Passage provided:

RFR(m): 8139233 add initial compact immutable collection implementations

Thu May 5 16:27:09 UTC 2016

Hi,

On 05/05/2016 02:54 PM, Stephen Colebourne wrote:
> On 5 May 2016 at 02:30, Stuart Marks <stuart.marks at oracle.com> wrote:
>>> I disagree with altering the iteration order. Guava's ImmutableSet and
>>> ImmutableMap have reliable iteration specified to match creation
>>> order. This aspect of the design is very useful.
>>
>> I think this is a reasonable thing to want, but it would be a different API.
>> The current Set.of() and Map.of() APIs have unspecified iteration order, and
>> I want to "enforce" that via randomizing the iteration order. Having
>> unspecified iteration order, but with the implementation giving a stable
>> order, is the worst of both worlds. It lets clients bake in inadvertent
>> order dependencies, and then when we do change it, it breaks them. (This
>> seems to happen every couple years with HashMap.) Randomizing iteration
>> order helps preserve implementation freedom.
>>
>> That said, it's a fine thing to have a different API that gives a Set or Map
>> with a stable iteration order. Several people have asked for this. I've
>> filed JDK-8156070 to track this.
> To be clear, I believe that the spec of Set.of() and Map.of() should
> require iteration order matching insertion order (because the order is
> very clearly defined in this case and anything else will be
> surprising).
>
> Stephen

So what if the API was specified to have iteration order matching 
construction order. Are you afraid that would impact implementations so 
that they would be less compact or less performant? At least for small 
number of elements, there is a possible implementation that keeps 
construction order and is even more compact and still has O(1) lookup 
performance. For example an implementation for up to 255 elements:

public class Set0xFF<E> extends AbstractSet<E> implements Serializable {

     /**
      * A "salt" value used for randomizing iteration order. This is 
initialized once
      * and stays constant for the lifetime of the JVM. It need not be 
truly random, but
      * it needs to vary sufficiently from one run to the next so that 
iteration order
      * will vary between JVM runs.
      */
     static final int SALT;

     static {
         SALT = new Random().nextInt();
     }

     /**
      * The reciprocal of load factor. Given a number of elements
      * to store, multiply by this factor to get the table size.
      */
     static final double EXPAND_FACTOR = 2.0;

     final E[] elements;
     final byte[] index;

     @SafeVarargs
     @SuppressWarnings("unchecked")
     Set0xFF(E... input) {
         if (input.length > 255) {
             throw new IllegalArgumentException("To many elements for 
this implementation");
         }
         elements = input.clone();
         index = new byte[(int) Math.ceil(EXPAND_FACTOR * elements.length)];
         for (int i = 0; i < elements.length; i++) {
             E e = Objects.requireNonNull(elements[i]);
             int idx = probe(e);
             if (idx >= 0) {
                 throw new IllegalArgumentException("duplicate element: 
" + e);
             } else {
                 index[-(idx + 1)] = (byte) (i + 1);
             }
         }
     }

     @Override
     public int size() {
         return elements.length;
     }

     @Override
     @SuppressWarnings("unchecked")

Provided material:
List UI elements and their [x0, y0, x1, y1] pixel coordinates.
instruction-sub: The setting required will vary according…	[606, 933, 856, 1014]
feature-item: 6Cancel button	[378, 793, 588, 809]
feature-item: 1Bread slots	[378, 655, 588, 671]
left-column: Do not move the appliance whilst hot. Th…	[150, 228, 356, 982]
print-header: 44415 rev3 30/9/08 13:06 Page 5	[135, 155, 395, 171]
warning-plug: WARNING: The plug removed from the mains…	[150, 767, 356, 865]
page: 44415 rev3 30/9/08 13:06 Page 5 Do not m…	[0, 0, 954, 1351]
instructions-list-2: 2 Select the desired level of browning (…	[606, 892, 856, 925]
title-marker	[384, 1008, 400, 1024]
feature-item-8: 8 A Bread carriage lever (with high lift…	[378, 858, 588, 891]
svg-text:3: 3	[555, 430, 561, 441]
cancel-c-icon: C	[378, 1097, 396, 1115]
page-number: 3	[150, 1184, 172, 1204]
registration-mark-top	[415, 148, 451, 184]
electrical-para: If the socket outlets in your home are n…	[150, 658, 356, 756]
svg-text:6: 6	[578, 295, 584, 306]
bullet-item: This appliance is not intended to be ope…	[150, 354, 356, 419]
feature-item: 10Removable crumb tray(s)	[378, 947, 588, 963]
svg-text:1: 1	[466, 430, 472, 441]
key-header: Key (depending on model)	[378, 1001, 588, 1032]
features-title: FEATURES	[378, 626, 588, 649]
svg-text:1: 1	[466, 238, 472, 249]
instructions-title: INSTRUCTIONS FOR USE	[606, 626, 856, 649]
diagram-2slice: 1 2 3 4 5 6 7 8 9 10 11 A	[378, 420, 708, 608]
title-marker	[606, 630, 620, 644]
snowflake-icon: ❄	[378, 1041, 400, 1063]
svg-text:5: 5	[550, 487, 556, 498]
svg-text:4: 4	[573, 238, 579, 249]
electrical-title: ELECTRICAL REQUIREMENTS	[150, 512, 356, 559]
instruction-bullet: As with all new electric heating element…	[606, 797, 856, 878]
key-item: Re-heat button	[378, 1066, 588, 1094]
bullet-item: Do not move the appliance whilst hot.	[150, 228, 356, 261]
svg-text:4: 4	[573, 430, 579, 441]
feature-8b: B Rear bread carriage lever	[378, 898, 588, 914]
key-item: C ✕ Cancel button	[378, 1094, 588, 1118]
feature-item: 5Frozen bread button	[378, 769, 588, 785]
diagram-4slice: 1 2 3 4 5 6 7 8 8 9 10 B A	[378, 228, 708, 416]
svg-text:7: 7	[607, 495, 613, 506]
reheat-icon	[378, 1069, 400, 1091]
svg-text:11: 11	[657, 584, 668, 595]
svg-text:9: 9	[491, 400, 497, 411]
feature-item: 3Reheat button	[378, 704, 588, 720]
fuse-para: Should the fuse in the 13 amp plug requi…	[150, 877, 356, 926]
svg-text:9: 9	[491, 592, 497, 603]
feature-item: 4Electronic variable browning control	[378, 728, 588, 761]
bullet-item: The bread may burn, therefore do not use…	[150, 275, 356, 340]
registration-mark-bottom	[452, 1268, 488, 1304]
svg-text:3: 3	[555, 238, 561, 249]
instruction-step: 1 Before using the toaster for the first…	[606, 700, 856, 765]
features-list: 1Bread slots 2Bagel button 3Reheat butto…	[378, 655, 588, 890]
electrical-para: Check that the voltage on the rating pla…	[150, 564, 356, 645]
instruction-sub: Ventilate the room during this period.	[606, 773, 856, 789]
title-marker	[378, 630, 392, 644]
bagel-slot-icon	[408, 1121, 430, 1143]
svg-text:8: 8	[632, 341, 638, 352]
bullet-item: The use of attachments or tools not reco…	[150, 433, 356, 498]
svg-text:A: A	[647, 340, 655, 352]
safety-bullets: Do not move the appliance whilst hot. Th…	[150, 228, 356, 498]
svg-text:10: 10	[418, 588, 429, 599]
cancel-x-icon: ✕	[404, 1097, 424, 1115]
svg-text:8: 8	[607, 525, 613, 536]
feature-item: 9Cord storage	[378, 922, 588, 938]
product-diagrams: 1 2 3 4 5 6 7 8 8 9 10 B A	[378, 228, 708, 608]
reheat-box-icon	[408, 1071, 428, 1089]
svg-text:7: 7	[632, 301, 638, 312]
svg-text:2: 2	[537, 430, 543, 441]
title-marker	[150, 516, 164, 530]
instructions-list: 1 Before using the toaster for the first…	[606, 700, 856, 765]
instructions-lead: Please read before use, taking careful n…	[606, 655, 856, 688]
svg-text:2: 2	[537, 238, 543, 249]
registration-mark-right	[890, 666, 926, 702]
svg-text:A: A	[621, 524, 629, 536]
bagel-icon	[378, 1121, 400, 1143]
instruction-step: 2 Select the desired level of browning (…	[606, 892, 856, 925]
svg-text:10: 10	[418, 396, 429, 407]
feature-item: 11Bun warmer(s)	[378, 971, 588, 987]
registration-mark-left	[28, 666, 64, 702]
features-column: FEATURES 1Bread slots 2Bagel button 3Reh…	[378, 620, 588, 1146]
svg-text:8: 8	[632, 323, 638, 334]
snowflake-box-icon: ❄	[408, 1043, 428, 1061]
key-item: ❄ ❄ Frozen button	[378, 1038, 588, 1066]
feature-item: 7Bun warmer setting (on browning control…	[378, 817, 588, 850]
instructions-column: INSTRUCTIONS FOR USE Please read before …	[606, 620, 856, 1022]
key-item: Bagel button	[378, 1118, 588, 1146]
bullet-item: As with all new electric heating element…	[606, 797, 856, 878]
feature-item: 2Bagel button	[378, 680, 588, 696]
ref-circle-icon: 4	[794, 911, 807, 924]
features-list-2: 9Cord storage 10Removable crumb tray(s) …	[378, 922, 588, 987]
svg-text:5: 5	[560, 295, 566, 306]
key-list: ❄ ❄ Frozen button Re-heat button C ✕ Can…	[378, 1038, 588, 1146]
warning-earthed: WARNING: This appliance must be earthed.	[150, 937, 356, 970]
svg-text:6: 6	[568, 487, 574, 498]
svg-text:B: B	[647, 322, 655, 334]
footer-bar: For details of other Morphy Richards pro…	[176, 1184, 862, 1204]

Work instructions:
(a) In the mailing-list post on compact immutable collections, what issue did Stuart Marks file to track a different API with stable iteration order?
(b) In the mailing-list post on compact immutable collections, take the part between "On 05/05/2016 02:54" and "a different API.", inclusive, and swap "creation" for "insertion".
(c) Pick up the mailing-list post on compact immutable collections right after its last line and keep writing it.
The lines that come after the post are separate material.

Answers for the tasks:
(a) JDK-8156070

(b)
On 05/05/2016 02:54 PM, Stephen Colebourne wrote:
> On 5 May 2016 at 02:30, Stuart Marks <stuart.marks at oracle.com> wrote:
>>> I disagree with altering the iteration order. Guava's ImmutableSet and
>>> ImmutableMap have reliable iteration specified to match insertion
>>> order. This aspect of the design is very useful.
>>
>> I think this is a reasonable thing to want, but it would be a different API.

(c)
     public boolean contains(Object o) {
         Objects.requireNonNull(o);
         return probe((E) o) >= 0;
     }

     @Override
     public Iterator<E> iterator() {
         return new Iterator<E>() {
             int idx = 0;

             @Override
             public boolean hasNext() {
                 return idx < elements.length;
             }

             @Override
             public E next() {
                 int i = idx;
                 if (i >= elements.length) {
                     throw new NoSuchElementException();
                 }
                 idx = i + 1;
                 return elements[i];
             }
         };
     }

     // returns index into index array at which element index + 1 is 
present; or if absent,
     // (-i - 1) where i is location where element index should be inserted
     private int probe(E pe) {
         int idx = Math.floorMod(pe.hashCode() ^ SALT, index.length);
         while (true) {
             int i = (int) index[idx] & 0xFF;
             if (i == 0) {
                 return -idx - 1;
             } else if (elements[i - 1].equals(pe)) {
                 return idx;
             } else if (++idx == index.length) {
                 idx = 0;
             }
         }
     }
}

Your SetN occupies (without considering the elements themselves) the 
following number of bytes:

     8 * size() (on 32 bit/compressed OOPS) or 16 * size() (on 64bit 
OOPS) (+ 2 object headers and alignments)

Above Set0xFF occupies:

     6 * size() (on 32 bit/compressed OOPS) or 10 * size() (on 64bit 
OOPS) (+ 3 object headers and alignments)

An analogue Set0xFFFF for up to 65535 elements would occupy:

     8 * size() (on 32 bit/compressed OOPS) or 12 * size() (on 64bit 
OOPS) (+ 3 object headers and alignments)

An analogue Set0xFFFFFFFF for up to 2^31 - 1 elements that still keeps 
iteration order would occupy:

     12 * size() (on 32 bit/compressed OOPS) or 16 * size() (on 64bit 
OOPS) (+ 3 object headers and alignments)

So only on 32 bit/compressed OOPS for # of elements in range 2^16 ... 
2^31 - 1 there is 1.5 x footprint increase.

Worth considering?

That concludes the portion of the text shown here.